> **TASK DIRECTIONS**:
Make a verbatim copy of the entries below; pictures stay out.

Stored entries
##########
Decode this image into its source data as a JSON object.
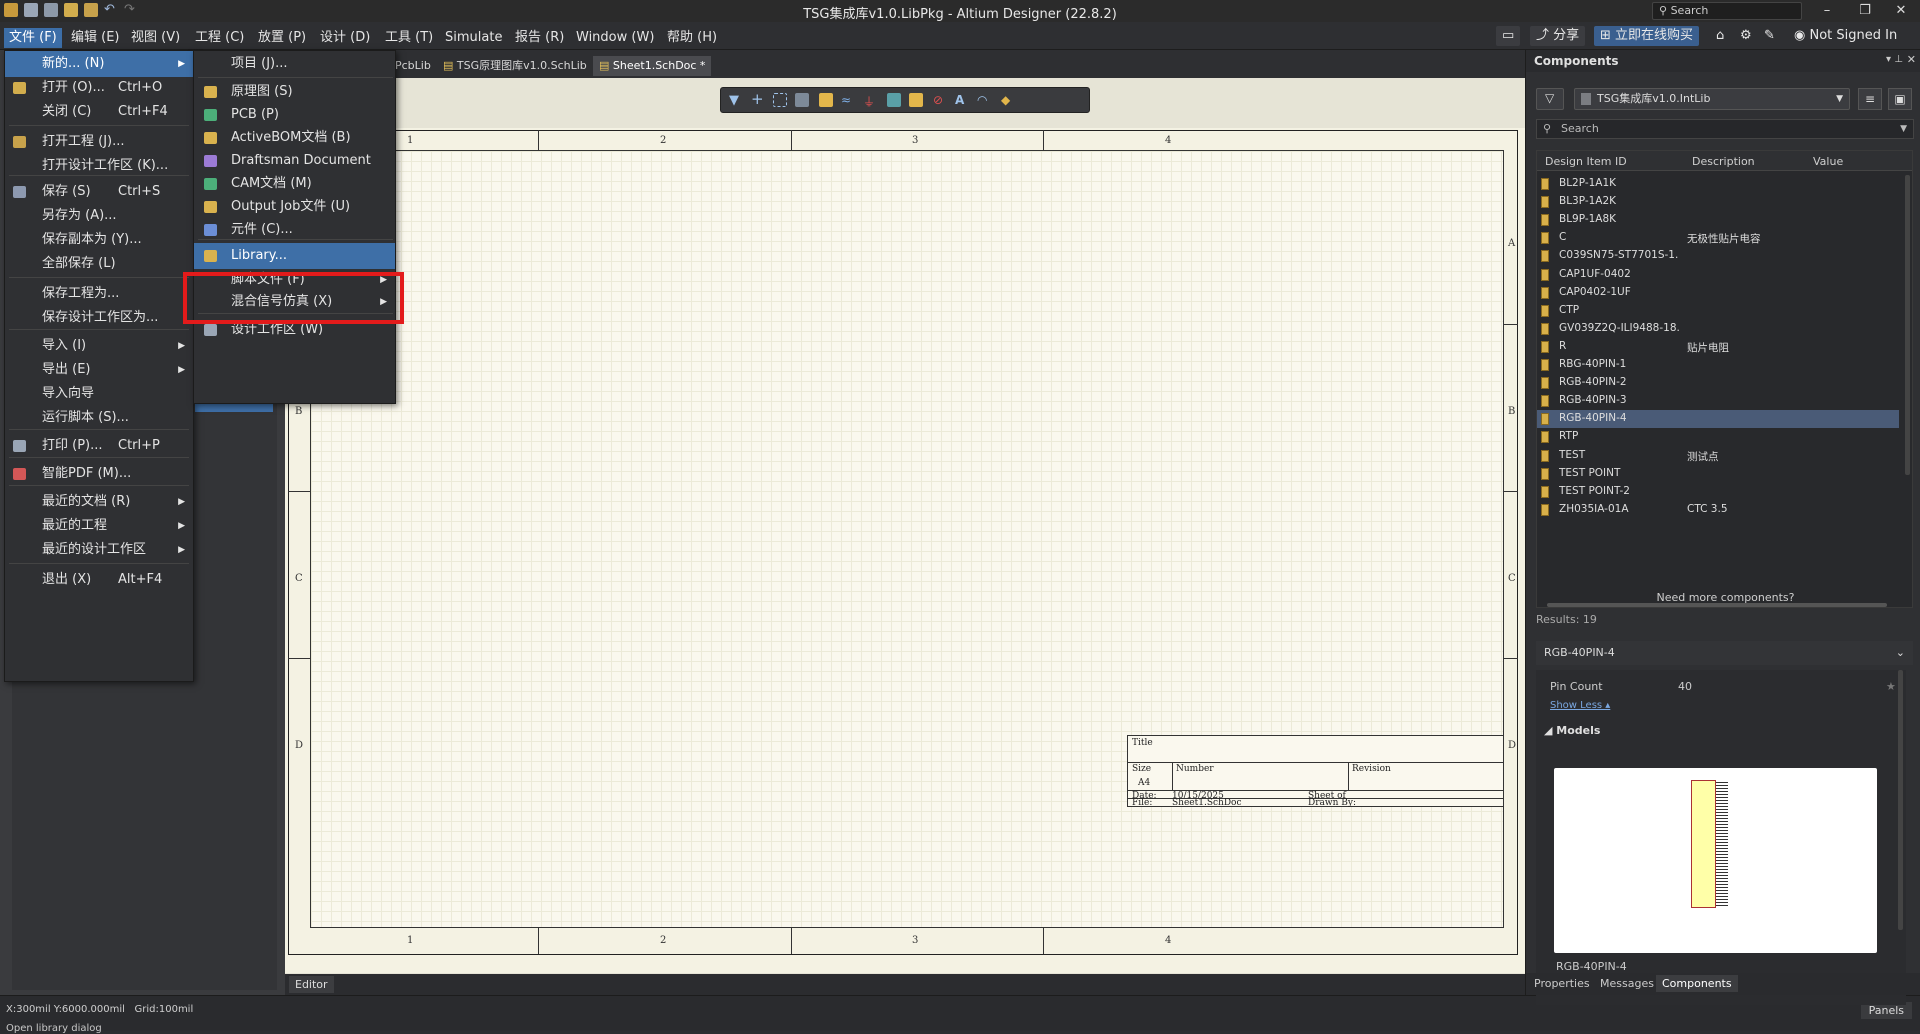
{
  "window": {
    "title": "TSG集成库v1.0.LibPkg - Altium Designer (22.8.2)",
    "search_label": "Search",
    "minimize": "–",
    "maximize": "❐",
    "close": "✕"
  },
  "menubar": {
    "items": [
      "文件 (F)",
      "编辑 (E)",
      "视图 (V)",
      "工程 (C)",
      "放置 (P)",
      "设计 (D)",
      "工具 (T)",
      "Simulate",
      "报告 (R)",
      "Window (W)",
      "帮助 (H)"
    ],
    "share": "分享",
    "buy": "立即在线购买",
    "signin": "Not Signed In"
  },
  "doc_tabs": [
    "PcbLib",
    "TSG原理图库v1.0.SchLib",
    "Sheet1.SchDoc *"
  ],
  "file_menu": {
    "items": [
      {
        "label": "新的... (N)",
        "shortcut": "",
        "arrow": true
      },
      {
        "label": "打开 (O)...",
        "shortcut": "Ctrl+O",
        "arrow": false
      },
      {
        "label": "关闭 (C)",
        "shortcut": "Ctrl+F4",
        "arrow": false
      },
      {
        "label": "打开工程 (J)...",
        "shortcut": "",
        "arrow": false
      },
      {
        "label": "打开设计工作区 (K)...",
        "shortcut": "",
        "arrow": false
      },
      {
        "label": "保存 (S)",
        "shortcut": "Ctrl+S",
        "arrow": false
      },
      {
        "label": "另存为 (A)...",
        "shortcut": "",
        "arrow": false
      },
      {
        "label": "保存副本为 (Y)...",
        "shortcut": "",
        "arrow": false
      },
      {
        "label": "全部保存 (L)",
        "shortcut": "",
        "arrow": false
      },
      {
        "label": "保存工程为...",
        "shortcut": "",
        "arrow": false
      },
      {
        "label": "保存设计工作区为...",
        "shortcut": "",
        "arrow": false
      },
      {
        "label": "导入 (I)",
        "shortcut": "",
        "arrow": true
      },
      {
        "label": "导出 (E)",
        "shortcut": "",
        "arrow": true
      },
      {
        "label": "导入向导",
        "shortcut": "",
        "arrow": false
      },
      {
        "label": "运行脚本 (S)...",
        "shortcut": "",
        "arrow": false
      },
      {
        "label": "打印 (P)...",
        "shortcut": "Ctrl+P",
        "arrow": false
      },
      {
        "label": "智能PDF (M)...",
        "shortcut": "",
        "arrow": false
      },
      {
        "label": "最近的文档 (R)",
        "shortcut": "",
        "arrow": true
      },
      {
        "label": "最近的工程",
        "shortcut": "",
        "arrow": true
      },
      {
        "label": "最近的设计工作区",
        "shortcut": "",
        "arrow": true
      },
      {
        "label": "退出 (X)",
        "shortcut": "Alt+F4",
        "arrow": false
      }
    ]
  },
  "sub_menu": {
    "items": [
      {
        "label": "项目 (J)...",
        "arrow": false
      },
      {
        "label": "原理图 (S)",
        "arrow": false
      },
      {
        "label": "PCB (P)",
        "arrow": false
      },
      {
        "label": "ActiveBOM文档 (B)",
        "arrow": false
      },
      {
        "label": "Draftsman Document",
        "arrow": false
      },
      {
        "label": "CAM文档 (M)",
        "arrow": false
      },
      {
        "label": "Output Job文件 (U)",
        "arrow": false
      },
      {
        "label": "元件 (C)...",
        "arrow": false
      },
      {
        "label": "Library...",
        "arrow": false
      },
      {
        "label": "脚本文件 (F)",
        "arrow": true
      },
      {
        "label": "混合信号仿真 (X)",
        "arrow": true
      },
      {
        "label": "设计工作区 (W)",
        "arrow": false
      }
    ]
  },
  "sheet": {
    "col_labels": [
      "1",
      "2",
      "3",
      "4"
    ],
    "row_labels": [
      "A",
      "B",
      "C",
      "D"
    ],
    "title_block": {
      "title": "Title",
      "size": "Size",
      "size_value": "A4",
      "number": "Number",
      "revision": "Revision",
      "date": "Date:",
      "date_value": "10/15/2025",
      "file": "File:",
      "file_value": "Sheet1.SchDoc",
      "sheet_of": "Sheet  of",
      "drawn_by": "Drawn By:"
    }
  },
  "editor_tab": "Editor",
  "status": {
    "coords": "X:300mil Y:6000.000mil",
    "grid": "Grid:100mil",
    "message": "Open library dialog",
    "panels": "Panels"
  },
  "components_panel": {
    "title": "Components",
    "library": "TSG集成库v1.0.IntLib",
    "search_placeholder": "Search",
    "columns": [
      "Design Item ID",
      "Description",
      "Value"
    ],
    "rows": [
      {
        "id": "BL2P-1A1K",
        "desc": ""
      },
      {
        "id": "BL3P-1A2K",
        "desc": ""
      },
      {
        "id": "BL9P-1A8K",
        "desc": ""
      },
      {
        "id": "C",
        "desc": "无极性贴片电容"
      },
      {
        "id": "C039SN75-ST7701S-1...",
        "desc": ""
      },
      {
        "id": "CAP1UF-0402",
        "desc": ""
      },
      {
        "id": "CAP0402-1UF",
        "desc": ""
      },
      {
        "id": "CTP",
        "desc": ""
      },
      {
        "id": "GV039Z2Q-ILI9488-18...",
        "desc": ""
      },
      {
        "id": "R",
        "desc": "贴片电阻"
      },
      {
        "id": "RBG-40PIN-1",
        "desc": ""
      },
      {
        "id": "RGB-40PIN-2",
        "desc": ""
      },
      {
        "id": "RGB-40PIN-3",
        "desc": ""
      },
      {
        "id": "RGB-40PIN-4",
        "desc": ""
      },
      {
        "id": "RTP",
        "desc": ""
      },
      {
        "id": "TEST",
        "desc": "测试点"
      },
      {
        "id": "TEST POINT",
        "desc": ""
      },
      {
        "id": "TEST POINT-2",
        "desc": ""
      },
      {
        "id": "ZH035IA-01A",
        "desc": "CTC 3.5"
      }
    ],
    "selected_index": 13,
    "need_more": "Need more components?",
    "results": "Results: 19",
    "detail_title": "RGB-40PIN-4",
    "pin_count_label": "Pin Count",
    "pin_count_value": "40",
    "show_less": "Show Less ▴",
    "models_label": "◢ Models",
    "model_name": "RGB-40PIN-4"
  },
  "panel_tabs": [
    "Properties",
    "Messages",
    "Components"
  ],
  "colors": {
    "menu_highlight": "#3e6fa7",
    "annotation_red": "#e31b1b",
    "selection_row": "#4a5b77",
    "sheet_paper": "#faf8ee"
  }
}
##########
> **SOLUTION TO THE EXERCISE**:
Decode this image into its source data as a JSON object.
{
  "window": {
    "title": "TSG集成库v1.0.LibPkg - Altium Designer (22.8.2)",
    "search_label": "Search",
    "minimize": "–",
    "maximize": "❐",
    "close": "✕"
  },
  "menubar": {
    "items": [
      "文件 (F)",
      "编辑 (E)",
      "视图 (V)",
      "工程 (C)",
      "放置 (P)",
      "设计 (D)",
      "工具 (T)",
      "Simulate",
      "报告 (R)",
      "Window (W)",
      "帮助 (H)"
    ],
    "share": "分享",
    "buy": "立即在线购买",
    "signin": "Not Signed In"
  },
  "doc_tabs": [
    "PcbLib",
    "TSG原理图库v1.0.SchLib",
    "Sheet1.SchDoc *"
  ],
  "file_menu": {
    "items": [
      {
        "label": "新的... (N)",
        "shortcut": "",
        "arrow": true
      },
      {
        "label": "打开 (O)...",
        "shortcut": "Ctrl+O",
        "arrow": false
      },
      {
        "label": "关闭 (C)",
        "shortcut": "Ctrl+F4",
        "arrow": false
      },
      {
        "label": "打开工程 (J)...",
        "shortcut": "",
        "arrow": false
      },
      {
        "label": "打开设计工作区 (K)...",
        "shortcut": "",
        "arrow": false
      },
      {
        "label": "保存 (S)",
        "shortcut": "Ctrl+S",
        "arrow": false
      },
      {
        "label": "另存为 (A)...",
        "shortcut": "",
        "arrow": false
      },
      {
        "label": "保存副本为 (Y)...",
        "shortcut": "",
        "arrow": false
      },
      {
        "label": "全部保存 (L)",
        "shortcut": "",
        "arrow": false
      },
      {
        "label": "保存工程为...",
        "shortcut": "",
        "arrow": false
      },
      {
        "label": "保存设计工作区为...",
        "shortcut": "",
        "arrow": false
      },
      {
        "label": "导入 (I)",
        "shortcut": "",
        "arrow": true
      },
      {
        "label": "导出 (E)",
        "shortcut": "",
        "arrow": true
      },
      {
        "label": "导入向导",
        "shortcut": "",
        "arrow": false
      },
      {
        "label": "运行脚本 (S)...",
        "shortcut": "",
        "arrow": false
      },
      {
        "label": "打印 (P)...",
        "shortcut": "Ctrl+P",
        "arrow": false
      },
      {
        "label": "智能PDF (M)...",
        "shortcut": "",
        "arrow": false
      },
      {
        "label": "最近的文档 (R)",
        "shortcut": "",
        "arrow": true
      },
      {
        "label": "最近的工程",
        "shortcut": "",
        "arrow": true
      },
      {
        "label": "最近的设计工作区",
        "shortcut": "",
        "arrow": true
      },
      {
        "label": "退出 (X)",
        "shortcut": "Alt+F4",
        "arrow": false
      }
    ]
  },
  "sub_menu": {
    "items": [
      {
        "label": "项目 (J)...",
        "arrow": false
      },
      {
        "label": "原理图 (S)",
        "arrow": false
      },
      {
        "label": "PCB (P)",
        "arrow": false
      },
      {
        "label": "ActiveBOM文档 (B)",
        "arrow": false
      },
      {
        "label": "Draftsman Document",
        "arrow": false
      },
      {
        "label": "CAM文档 (M)",
        "arrow": false
      },
      {
        "label": "Output Job文件 (U)",
        "arrow": false
      },
      {
        "label": "元件 (C)...",
        "arrow": false
      },
      {
        "label": "Library...",
        "arrow": false
      },
      {
        "label": "脚本文件 (F)",
        "arrow": true
      },
      {
        "label": "混合信号仿真 (X)",
        "arrow": true
      },
      {
        "label": "设计工作区 (W)",
        "arrow": false
      }
    ]
  },
  "sheet": {
    "col_labels": [
      "1",
      "2",
      "3",
      "4"
    ],
    "row_labels": [
      "A",
      "B",
      "C",
      "D"
    ],
    "title_block": {
      "title": "Title",
      "size": "Size",
      "size_value": "A4",
      "number": "Number",
      "revision": "Revision",
      "date": "Date:",
      "date_value": "10/15/2025",
      "file": "File:",
      "file_value": "Sheet1.SchDoc",
      "sheet_of": "Sheet  of",
      "drawn_by": "Drawn By:"
    }
  },
  "editor_tab": "Editor",
  "status": {
    "coords": "X:300mil Y:6000.000mil",
    "grid": "Grid:100mil",
    "message": "Open library dialog",
    "panels": "Panels"
  },
  "components_panel": {
    "title": "Components",
    "library": "TSG集成库v1.0.IntLib",
    "search_placeholder": "Search",
    "columns": [
      "Design Item ID",
      "Description",
      "Value"
    ],
    "rows": [
      {
        "id": "BL2P-1A1K",
        "desc": ""
      },
      {
        "id": "BL3P-1A2K",
        "desc": ""
      },
      {
        "id": "BL9P-1A8K",
        "desc": ""
      },
      {
        "id": "C",
        "desc": "无极性贴片电容"
      },
      {
        "id": "C039SN75-ST7701S-1...",
        "desc": ""
      },
      {
        "id": "CAP1UF-0402",
        "desc": ""
      },
      {
        "id": "CAP0402-1UF",
        "desc": ""
      },
      {
        "id": "CTP",
        "desc": ""
      },
      {
        "id": "GV039Z2Q-ILI9488-18...",
        "desc": ""
      },
      {
        "id": "R",
        "desc": "贴片电阻"
      },
      {
        "id": "RBG-40PIN-1",
        "desc": ""
      },
      {
        "id": "RGB-40PIN-2",
        "desc": ""
      },
      {
        "id": "RGB-40PIN-3",
        "desc": ""
      },
      {
        "id": "RGB-40PIN-4",
        "desc": ""
      },
      {
        "id": "RTP",
        "desc": ""
      },
      {
        "id": "TEST",
        "desc": "测试点"
      },
      {
        "id": "TEST POINT",
        "desc": ""
      },
      {
        "id": "TEST POINT-2",
        "desc": ""
      },
      {
        "id": "ZH035IA-01A",
        "desc": "CTC 3.5"
      }
    ],
    "selected_index": 13,
    "need_more": "Need more components?",
    "results": "Results: 19",
    "detail_title": "RGB-40PIN-4",
    "pin_count_label": "Pin Count",
    "pin_count_value": "40",
    "show_less": "Show Less ▴",
    "models_label": "◢ Models",
    "model_name": "RGB-40PIN-4"
  },
  "panel_tabs": [
    "Properties",
    "Messages",
    "Components"
  ],
  "colors": {
    "menu_highlight": "#3e6fa7",
    "annotation_red": "#e31b1b",
    "selection_row": "#4a5b77",
    "sheet_paper": "#faf8ee"
  }
}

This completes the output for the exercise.